__Task to complete__.
Pick out all lines in the listing holding the string "services" and copy them.

╭─ Supplied information

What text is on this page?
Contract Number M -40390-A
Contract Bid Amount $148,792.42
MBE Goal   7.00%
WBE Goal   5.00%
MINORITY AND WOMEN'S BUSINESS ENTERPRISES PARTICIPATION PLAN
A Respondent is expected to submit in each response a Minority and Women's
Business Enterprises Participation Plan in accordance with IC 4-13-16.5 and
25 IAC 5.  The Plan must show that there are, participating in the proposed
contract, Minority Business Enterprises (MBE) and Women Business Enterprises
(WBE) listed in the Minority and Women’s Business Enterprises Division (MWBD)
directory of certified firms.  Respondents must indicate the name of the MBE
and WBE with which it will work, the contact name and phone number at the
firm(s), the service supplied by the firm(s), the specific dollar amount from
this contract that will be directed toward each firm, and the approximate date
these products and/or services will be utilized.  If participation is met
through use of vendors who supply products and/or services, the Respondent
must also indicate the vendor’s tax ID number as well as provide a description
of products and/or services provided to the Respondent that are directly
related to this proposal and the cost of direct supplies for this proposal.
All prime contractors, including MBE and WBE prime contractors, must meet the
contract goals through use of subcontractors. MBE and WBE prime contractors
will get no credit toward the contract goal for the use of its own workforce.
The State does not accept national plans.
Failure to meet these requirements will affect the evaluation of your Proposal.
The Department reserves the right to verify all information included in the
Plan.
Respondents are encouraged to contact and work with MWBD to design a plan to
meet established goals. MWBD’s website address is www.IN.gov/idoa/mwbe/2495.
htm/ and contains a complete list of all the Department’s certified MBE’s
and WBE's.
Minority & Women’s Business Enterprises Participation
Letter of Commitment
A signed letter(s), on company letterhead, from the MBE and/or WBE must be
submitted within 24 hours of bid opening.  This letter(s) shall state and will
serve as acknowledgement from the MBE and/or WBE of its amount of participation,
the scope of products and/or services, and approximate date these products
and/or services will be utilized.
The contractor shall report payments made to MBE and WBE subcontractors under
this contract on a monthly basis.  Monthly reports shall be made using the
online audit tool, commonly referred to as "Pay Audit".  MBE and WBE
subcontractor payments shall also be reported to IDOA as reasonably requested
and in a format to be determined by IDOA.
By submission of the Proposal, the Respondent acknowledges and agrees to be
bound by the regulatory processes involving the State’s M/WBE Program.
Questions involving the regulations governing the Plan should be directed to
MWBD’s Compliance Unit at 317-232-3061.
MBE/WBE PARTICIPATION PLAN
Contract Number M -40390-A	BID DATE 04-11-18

╰─

__Result__.
these products and/or services will be utilized.  If participation is met
through use of vendors who supply products and/or services, the Respondent
of products and/or services provided to the Respondent that are directly
the scope of products and/or services, and approximate date these products
and/or services will be utilized.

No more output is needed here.